▶ **Given problem**
Give back the full listing, character for character, with no pictures.

Rows from a dataset:

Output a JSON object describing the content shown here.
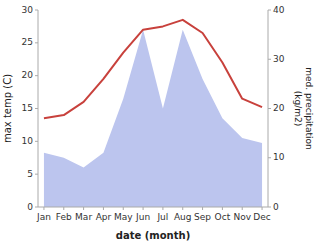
{
  "chart_data": {
    "type": "line",
    "xlabel": "date (month)",
    "ylabel": "max temp (C)",
    "y2label": "med. precipitation\n(kg/m2)",
    "categories": [
      "Jan",
      "Feb",
      "Mar",
      "Apr",
      "May",
      "Jun",
      "Jul",
      "Aug",
      "Sep",
      "Oct",
      "Nov",
      "Dec"
    ],
    "series": [
      {
        "type": "area",
        "axis": "y2",
        "color": "#bcc5ee",
        "values": [
          11,
          10,
          8,
          11,
          22,
          36,
          20,
          36,
          26,
          18,
          14,
          13
        ]
      },
      {
        "type": "line",
        "color": "#c8413c",
        "values": [
          13.5,
          14.0,
          16.0,
          19.5,
          23.5,
          27.0,
          27.5,
          28.5,
          26.5,
          22.0,
          16.5,
          15.2
        ]
      }
    ],
    "ylim": [
      0,
      30
    ],
    "yticks": [
      0,
      5,
      10,
      15,
      20,
      25,
      30
    ],
    "y2lim": [
      0,
      40
    ],
    "y2ticks": [
      0,
      10,
      20,
      30,
      40
    ],
    "grid": false
  }
}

▶ **Final answer**
Output a JSON object describing the content shown here.
{
  "chart_data": {
    "type": "line",
    "xlabel": "date (month)",
    "ylabel": "max temp (C)",
    "y2label": "med. precipitation\n(kg/m2)",
    "categories": [
      "Jan",
      "Feb",
      "Mar",
      "Apr",
      "May",
      "Jun",
      "Jul",
      "Aug",
      "Sep",
      "Oct",
      "Nov",
      "Dec"
    ],
    "series": [
      {
        "type": "area",
        "axis": "y2",
        "color": "#bcc5ee",
        "values": [
          11,
          10,
          8,
          11,
          22,
          36,
          20,
          36,
          26,
          18,
          14,
          13
        ]
      },
      {
        "type": "line",
        "color": "#c8413c",
        "values": [
          13.5,
          14.0,
          16.0,
          19.5,
          23.5,
          27.0,
          27.5,
          28.5,
          26.5,
          22.0,
          16.5,
          15.2
        ]
      }
    ],
    "ylim": [
      0,
      30
    ],
    "yticks": [
      0,
      5,
      10,
      15,
      20,
      25,
      30
    ],
    "y2lim": [
      0,
      40
    ],
    "y2ticks": [
      0,
      10,
      20,
      30,
      40
    ],
    "grid": false
  }
}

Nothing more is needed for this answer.